* [Records provided]
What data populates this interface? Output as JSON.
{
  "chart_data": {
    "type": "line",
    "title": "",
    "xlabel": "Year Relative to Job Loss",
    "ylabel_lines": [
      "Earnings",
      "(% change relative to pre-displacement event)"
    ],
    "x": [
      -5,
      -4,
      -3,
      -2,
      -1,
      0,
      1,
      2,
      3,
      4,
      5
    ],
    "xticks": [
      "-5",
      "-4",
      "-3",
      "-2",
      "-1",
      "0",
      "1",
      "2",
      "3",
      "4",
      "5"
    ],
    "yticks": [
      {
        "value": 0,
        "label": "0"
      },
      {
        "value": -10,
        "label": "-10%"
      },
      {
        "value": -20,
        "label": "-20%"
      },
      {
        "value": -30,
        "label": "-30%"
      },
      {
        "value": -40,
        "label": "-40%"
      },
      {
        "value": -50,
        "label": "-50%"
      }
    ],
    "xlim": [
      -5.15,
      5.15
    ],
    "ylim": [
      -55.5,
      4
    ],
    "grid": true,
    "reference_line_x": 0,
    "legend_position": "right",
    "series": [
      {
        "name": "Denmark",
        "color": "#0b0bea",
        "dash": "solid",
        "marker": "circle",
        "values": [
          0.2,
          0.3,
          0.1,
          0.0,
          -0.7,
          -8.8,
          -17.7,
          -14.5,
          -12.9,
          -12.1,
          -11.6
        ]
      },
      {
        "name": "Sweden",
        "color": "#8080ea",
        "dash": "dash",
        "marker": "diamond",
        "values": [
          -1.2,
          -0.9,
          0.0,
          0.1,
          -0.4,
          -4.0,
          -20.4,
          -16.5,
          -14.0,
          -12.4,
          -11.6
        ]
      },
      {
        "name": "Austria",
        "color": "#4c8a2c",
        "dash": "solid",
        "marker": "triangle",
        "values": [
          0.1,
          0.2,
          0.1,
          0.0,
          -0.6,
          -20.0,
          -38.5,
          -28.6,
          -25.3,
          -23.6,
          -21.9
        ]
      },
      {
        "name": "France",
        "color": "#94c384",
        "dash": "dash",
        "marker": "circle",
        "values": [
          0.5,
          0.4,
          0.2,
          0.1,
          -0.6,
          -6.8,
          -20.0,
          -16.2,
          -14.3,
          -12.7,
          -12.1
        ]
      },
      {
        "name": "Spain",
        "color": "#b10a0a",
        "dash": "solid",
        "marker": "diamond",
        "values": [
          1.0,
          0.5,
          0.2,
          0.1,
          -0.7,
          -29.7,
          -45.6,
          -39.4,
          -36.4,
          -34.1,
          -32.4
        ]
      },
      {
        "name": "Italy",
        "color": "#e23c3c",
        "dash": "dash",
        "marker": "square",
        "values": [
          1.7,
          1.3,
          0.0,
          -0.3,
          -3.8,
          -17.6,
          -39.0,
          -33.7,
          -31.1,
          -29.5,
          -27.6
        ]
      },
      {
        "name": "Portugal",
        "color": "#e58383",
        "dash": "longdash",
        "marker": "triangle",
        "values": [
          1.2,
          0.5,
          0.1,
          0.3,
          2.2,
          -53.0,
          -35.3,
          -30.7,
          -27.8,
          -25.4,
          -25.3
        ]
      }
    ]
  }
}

* [Objective] Make an exact copy of the data above.

* [Completed task]
What data populates this interface? Output as JSON.
{
  "chart_data": {
    "type": "line",
    "title": "",
    "xlabel": "Year Relative to Job Loss",
    "ylabel_lines": [
      "Earnings",
      "(% change relative to pre-displacement event)"
    ],
    "x": [
      -5,
      -4,
      -3,
      -2,
      -1,
      0,
      1,
      2,
      3,
      4,
      5
    ],
    "xticks": [
      "-5",
      "-4",
      "-3",
      "-2",
      "-1",
      "0",
      "1",
      "2",
      "3",
      "4",
      "5"
    ],
    "yticks": [
      {
        "value": 0,
        "label": "0"
      },
      {
        "value": -10,
        "label": "-10%"
      },
      {
        "value": -20,
        "label": "-20%"
      },
      {
        "value": -30,
        "label": "-30%"
      },
      {
        "value": -40,
        "label": "-40%"
      },
      {
        "value": -50,
        "label": "-50%"
      }
    ],
    "xlim": [
      -5.15,
      5.15
    ],
    "ylim": [
      -55.5,
      4
    ],
    "grid": true,
    "reference_line_x": 0,
    "legend_position": "right",
    "series": [
      {
        "name": "Denmark",
        "color": "#0b0bea",
        "dash": "solid",
        "marker": "circle",
        "values": [
          0.2,
          0.3,
          0.1,
          0.0,
          -0.7,
          -8.8,
          -17.7,
          -14.5,
          -12.9,
          -12.1,
          -11.6
        ]
      },
      {
        "name": "Sweden",
        "color": "#8080ea",
        "dash": "dash",
        "marker": "diamond",
        "values": [
          -1.2,
          -0.9,
          0.0,
          0.1,
          -0.4,
          -4.0,
          -20.4,
          -16.5,
          -14.0,
          -12.4,
          -11.6
        ]
      },
      {
        "name": "Austria",
        "color": "#4c8a2c",
        "dash": "solid",
        "marker": "triangle",
        "values": [
          0.1,
          0.2,
          0.1,
          0.0,
          -0.6,
          -20.0,
          -38.5,
          -28.6,
          -25.3,
          -23.6,
          -21.9
        ]
      },
      {
        "name": "France",
        "color": "#94c384",
        "dash": "dash",
        "marker": "circle",
        "values": [
          0.5,
          0.4,
          0.2,
          0.1,
          -0.6,
          -6.8,
          -20.0,
          -16.2,
          -14.3,
          -12.7,
          -12.1
        ]
      },
      {
        "name": "Spain",
        "color": "#b10a0a",
        "dash": "solid",
        "marker": "diamond",
        "values": [
          1.0,
          0.5,
          0.2,
          0.1,
          -0.7,
          -29.7,
          -45.6,
          -39.4,
          -36.4,
          -34.1,
          -32.4
        ]
      },
      {
        "name": "Italy",
        "color": "#e23c3c",
        "dash": "dash",
        "marker": "square",
        "values": [
          1.7,
          1.3,
          0.0,
          -0.3,
          -3.8,
          -17.6,
          -39.0,
          -33.7,
          -31.1,
          -29.5,
          -27.6
        ]
      },
      {
        "name": "Portugal",
        "color": "#e58383",
        "dash": "longdash",
        "marker": "triangle",
        "values": [
          1.2,
          0.5,
          0.1,
          0.3,
          2.2,
          -53.0,
          -35.3,
          -30.7,
          -27.8,
          -25.4,
          -25.3
        ]
      }
    ]
  }
}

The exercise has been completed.